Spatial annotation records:
## begin

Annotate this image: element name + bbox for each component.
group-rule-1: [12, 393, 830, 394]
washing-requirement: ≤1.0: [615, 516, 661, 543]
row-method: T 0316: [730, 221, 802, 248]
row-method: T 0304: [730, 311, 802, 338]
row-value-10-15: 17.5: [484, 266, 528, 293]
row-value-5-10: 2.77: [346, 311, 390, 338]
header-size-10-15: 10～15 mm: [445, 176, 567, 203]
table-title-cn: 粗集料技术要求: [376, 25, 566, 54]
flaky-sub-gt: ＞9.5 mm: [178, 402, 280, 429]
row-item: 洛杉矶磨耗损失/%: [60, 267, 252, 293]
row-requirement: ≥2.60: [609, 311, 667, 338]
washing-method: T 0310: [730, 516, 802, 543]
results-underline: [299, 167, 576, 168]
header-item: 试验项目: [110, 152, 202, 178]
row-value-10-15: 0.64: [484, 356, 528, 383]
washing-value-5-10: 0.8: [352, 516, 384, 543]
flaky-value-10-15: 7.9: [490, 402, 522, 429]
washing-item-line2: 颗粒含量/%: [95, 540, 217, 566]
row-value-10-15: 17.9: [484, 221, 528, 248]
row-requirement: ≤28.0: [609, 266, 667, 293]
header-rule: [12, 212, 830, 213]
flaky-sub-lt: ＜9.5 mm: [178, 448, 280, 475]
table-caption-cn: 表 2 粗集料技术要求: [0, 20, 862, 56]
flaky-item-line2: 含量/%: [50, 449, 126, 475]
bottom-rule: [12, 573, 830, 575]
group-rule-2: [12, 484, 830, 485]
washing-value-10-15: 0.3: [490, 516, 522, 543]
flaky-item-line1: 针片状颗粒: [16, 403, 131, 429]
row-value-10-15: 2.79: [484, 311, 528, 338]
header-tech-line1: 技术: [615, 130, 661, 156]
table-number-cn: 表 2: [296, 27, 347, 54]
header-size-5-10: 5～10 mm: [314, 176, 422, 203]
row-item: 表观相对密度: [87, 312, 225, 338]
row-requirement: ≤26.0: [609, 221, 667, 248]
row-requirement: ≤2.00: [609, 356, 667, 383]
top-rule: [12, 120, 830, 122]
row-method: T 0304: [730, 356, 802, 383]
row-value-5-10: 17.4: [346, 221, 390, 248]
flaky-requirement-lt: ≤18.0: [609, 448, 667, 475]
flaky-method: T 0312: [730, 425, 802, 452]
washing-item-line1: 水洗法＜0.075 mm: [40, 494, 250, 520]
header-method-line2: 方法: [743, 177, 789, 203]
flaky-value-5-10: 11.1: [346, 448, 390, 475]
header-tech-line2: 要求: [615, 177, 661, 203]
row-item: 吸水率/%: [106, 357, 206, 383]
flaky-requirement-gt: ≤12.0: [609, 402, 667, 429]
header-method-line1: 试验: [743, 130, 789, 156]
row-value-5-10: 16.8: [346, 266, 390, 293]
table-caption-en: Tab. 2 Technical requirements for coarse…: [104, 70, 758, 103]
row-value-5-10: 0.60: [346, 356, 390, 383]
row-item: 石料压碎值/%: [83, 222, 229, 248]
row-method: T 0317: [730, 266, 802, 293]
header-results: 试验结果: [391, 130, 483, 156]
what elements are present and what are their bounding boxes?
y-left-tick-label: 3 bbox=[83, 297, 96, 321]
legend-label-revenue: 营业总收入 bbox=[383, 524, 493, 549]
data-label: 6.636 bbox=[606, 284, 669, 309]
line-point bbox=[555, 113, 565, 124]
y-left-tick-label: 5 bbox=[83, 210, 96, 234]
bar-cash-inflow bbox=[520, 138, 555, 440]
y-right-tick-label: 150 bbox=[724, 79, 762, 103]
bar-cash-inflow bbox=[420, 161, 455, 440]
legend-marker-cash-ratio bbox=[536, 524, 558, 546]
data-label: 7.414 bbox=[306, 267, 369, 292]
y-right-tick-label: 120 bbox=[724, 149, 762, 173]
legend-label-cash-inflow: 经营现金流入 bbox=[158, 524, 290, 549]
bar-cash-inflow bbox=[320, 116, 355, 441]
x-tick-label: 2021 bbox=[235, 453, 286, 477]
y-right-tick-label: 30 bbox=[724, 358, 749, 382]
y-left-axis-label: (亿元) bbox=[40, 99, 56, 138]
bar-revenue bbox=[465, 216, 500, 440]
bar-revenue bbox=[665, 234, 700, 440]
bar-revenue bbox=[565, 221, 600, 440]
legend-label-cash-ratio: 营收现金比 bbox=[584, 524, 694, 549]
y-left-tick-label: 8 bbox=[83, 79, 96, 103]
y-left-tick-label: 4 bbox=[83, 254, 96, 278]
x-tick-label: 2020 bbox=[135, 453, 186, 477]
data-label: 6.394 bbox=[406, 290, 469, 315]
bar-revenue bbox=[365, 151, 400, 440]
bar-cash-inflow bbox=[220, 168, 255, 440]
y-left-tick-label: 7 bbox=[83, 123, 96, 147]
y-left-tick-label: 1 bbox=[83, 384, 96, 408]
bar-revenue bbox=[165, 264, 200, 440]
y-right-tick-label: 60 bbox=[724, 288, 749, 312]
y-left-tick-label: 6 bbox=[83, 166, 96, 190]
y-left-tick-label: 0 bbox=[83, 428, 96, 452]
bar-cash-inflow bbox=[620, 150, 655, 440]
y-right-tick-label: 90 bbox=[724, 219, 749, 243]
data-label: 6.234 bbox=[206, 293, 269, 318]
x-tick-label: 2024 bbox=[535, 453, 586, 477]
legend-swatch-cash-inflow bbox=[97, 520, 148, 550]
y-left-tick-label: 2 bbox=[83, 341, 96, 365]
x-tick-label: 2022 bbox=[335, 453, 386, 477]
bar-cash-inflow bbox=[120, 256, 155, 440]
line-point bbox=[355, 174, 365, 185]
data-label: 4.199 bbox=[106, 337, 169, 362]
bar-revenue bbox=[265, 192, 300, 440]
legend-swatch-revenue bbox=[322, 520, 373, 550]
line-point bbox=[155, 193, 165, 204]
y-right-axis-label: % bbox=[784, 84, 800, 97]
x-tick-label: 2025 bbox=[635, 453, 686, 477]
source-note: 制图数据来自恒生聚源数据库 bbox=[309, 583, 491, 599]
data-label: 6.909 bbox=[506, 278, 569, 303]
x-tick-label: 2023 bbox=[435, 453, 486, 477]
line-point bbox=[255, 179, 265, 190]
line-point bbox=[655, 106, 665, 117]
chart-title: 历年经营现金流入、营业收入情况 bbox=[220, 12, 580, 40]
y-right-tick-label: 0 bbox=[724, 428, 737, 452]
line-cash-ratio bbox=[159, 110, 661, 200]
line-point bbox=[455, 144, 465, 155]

## end

• [Your goal]
Reproduce every line of the records above verbatim, from the first record through the last.

• [Result for this task]
Annotate this image: element name + bbox for each component.
group-rule-1: [12, 393, 830, 394]
washing-requirement: ≤1.0: [615, 516, 661, 543]
row-method: T 0316: [730, 221, 802, 248]
row-method: T 0304: [730, 311, 802, 338]
row-value-10-15: 17.5: [484, 266, 528, 293]
row-value-5-10: 2.77: [346, 311, 390, 338]
header-size-10-15: 10～15 mm: [445, 176, 567, 203]
table-title-cn: 粗集料技术要求: [376, 25, 566, 54]
flaky-sub-gt: ＞9.5 mm: [178, 402, 280, 429]
row-item: 洛杉矶磨耗损失/%: [60, 267, 252, 293]
row-requirement: ≥2.60: [609, 311, 667, 338]
washing-method: T 0310: [730, 516, 802, 543]
results-underline: [299, 167, 576, 168]
header-item: 试验项目: [110, 152, 202, 178]
row-value-10-15: 0.64: [484, 356, 528, 383]
washing-value-5-10: 0.8: [352, 516, 384, 543]
flaky-value-10-15: 7.9: [490, 402, 522, 429]
washing-item-line2: 颗粒含量/%: [95, 540, 217, 566]
row-value-10-15: 17.9: [484, 221, 528, 248]
row-requirement: ≤28.0: [609, 266, 667, 293]
header-rule: [12, 212, 830, 213]
flaky-sub-lt: ＜9.5 mm: [178, 448, 280, 475]
table-caption-cn: 表 2 粗集料技术要求: [0, 20, 862, 56]
flaky-item-line2: 含量/%: [50, 449, 126, 475]
bottom-rule: [12, 573, 830, 575]
group-rule-2: [12, 484, 830, 485]
washing-value-10-15: 0.3: [490, 516, 522, 543]
flaky-item-line1: 针片状颗粒: [16, 403, 131, 429]
row-value-10-15: 2.79: [484, 311, 528, 338]
header-tech-line1: 技术: [615, 130, 661, 156]
table-number-cn: 表 2: [296, 27, 347, 54]
header-size-5-10: 5～10 mm: [314, 176, 422, 203]
row-item: 表观相对密度: [87, 312, 225, 338]
row-requirement: ≤26.0: [609, 221, 667, 248]
row-requirement: ≤2.00: [609, 356, 667, 383]
top-rule: [12, 120, 830, 122]
row-method: T 0304: [730, 356, 802, 383]
row-value-5-10: 17.4: [346, 221, 390, 248]
flaky-requirement-lt: ≤18.0: [609, 448, 667, 475]
flaky-method: T 0312: [730, 425, 802, 452]
washing-item-line1: 水洗法＜0.075 mm: [40, 494, 250, 520]
header-method-line2: 方法: [743, 177, 789, 203]
flaky-value-5-10: 11.1: [346, 448, 390, 475]
header-tech-line2: 要求: [615, 177, 661, 203]
row-item: 吸水率/%: [106, 357, 206, 383]
flaky-requirement-gt: ≤12.0: [609, 402, 667, 429]
header-method-line1: 试验: [743, 130, 789, 156]
row-value-5-10: 16.8: [346, 266, 390, 293]
table-caption-en: Tab. 2 Technical requirements for coarse…: [104, 70, 758, 103]
row-value-5-10: 0.60: [346, 356, 390, 383]
row-item: 石料压碎值/%: [83, 222, 229, 248]
row-method: T 0317: [730, 266, 802, 293]
header-results: 试验结果: [391, 130, 483, 156]
what elements are present and what are their bounding boxes?
y-left-tick-label: 3 bbox=[83, 297, 96, 321]
legend-label-revenue: 营业总收入 bbox=[383, 524, 493, 549]
data-label: 6.636 bbox=[606, 284, 669, 309]
line-point bbox=[555, 113, 565, 124]
y-left-tick-label: 5 bbox=[83, 210, 96, 234]
bar-cash-inflow bbox=[520, 138, 555, 440]
y-right-tick-label: 150 bbox=[724, 79, 762, 103]
bar-cash-inflow bbox=[420, 161, 455, 440]
legend-marker-cash-ratio bbox=[536, 524, 558, 546]
data-label: 7.414 bbox=[306, 267, 369, 292]
y-right-tick-label: 120 bbox=[724, 149, 762, 173]
legend-label-cash-inflow: 经营现金流入 bbox=[158, 524, 290, 549]
bar-cash-inflow bbox=[320, 116, 355, 441]
x-tick-label: 2021 bbox=[235, 453, 286, 477]
y-right-tick-label: 30 bbox=[724, 358, 749, 382]
y-left-axis-label: (亿元) bbox=[40, 99, 56, 138]
bar-revenue bbox=[465, 216, 500, 440]
bar-revenue bbox=[665, 234, 700, 440]
bar-revenue bbox=[565, 221, 600, 440]
legend-label-cash-ratio: 营收现金比 bbox=[584, 524, 694, 549]
y-left-tick-label: 8 bbox=[83, 79, 96, 103]
y-left-tick-label: 4 bbox=[83, 254, 96, 278]
x-tick-label: 2020 bbox=[135, 453, 186, 477]
data-label: 6.394 bbox=[406, 290, 469, 315]
bar-revenue bbox=[365, 151, 400, 440]
bar-cash-inflow bbox=[220, 168, 255, 440]
y-left-tick-label: 7 bbox=[83, 123, 96, 147]
y-left-tick-label: 1 bbox=[83, 384, 96, 408]
bar-revenue bbox=[165, 264, 200, 440]
y-right-tick-label: 60 bbox=[724, 288, 749, 312]
y-left-tick-label: 6 bbox=[83, 166, 96, 190]
y-left-tick-label: 0 bbox=[83, 428, 96, 452]
bar-cash-inflow bbox=[620, 150, 655, 440]
y-right-tick-label: 90 bbox=[724, 219, 749, 243]
data-label: 6.234 bbox=[206, 293, 269, 318]
x-tick-label: 2024 bbox=[535, 453, 586, 477]
legend-swatch-cash-inflow bbox=[97, 520, 148, 550]
y-left-tick-label: 2 bbox=[83, 341, 96, 365]
x-tick-label: 2022 bbox=[335, 453, 386, 477]
bar-cash-inflow bbox=[120, 256, 155, 440]
line-point bbox=[355, 174, 365, 185]
data-label: 4.199 bbox=[106, 337, 169, 362]
bar-revenue bbox=[265, 192, 300, 440]
legend-swatch-revenue bbox=[322, 520, 373, 550]
line-point bbox=[155, 193, 165, 204]
y-right-axis-label: % bbox=[784, 84, 800, 97]
x-tick-label: 2025 bbox=[635, 453, 686, 477]
source-note: 制图数据来自恒生聚源数据库 bbox=[309, 583, 491, 599]
data-label: 6.909 bbox=[506, 278, 569, 303]
x-tick-label: 2023 bbox=[435, 453, 486, 477]
line-point bbox=[255, 179, 265, 190]
line-point bbox=[655, 106, 665, 117]
chart-title: 历年经营现金流入、营业收入情况 bbox=[220, 12, 580, 40]
y-right-tick-label: 0 bbox=[724, 428, 737, 452]
line-cash-ratio bbox=[159, 110, 661, 200]
line-point bbox=[455, 144, 465, 155]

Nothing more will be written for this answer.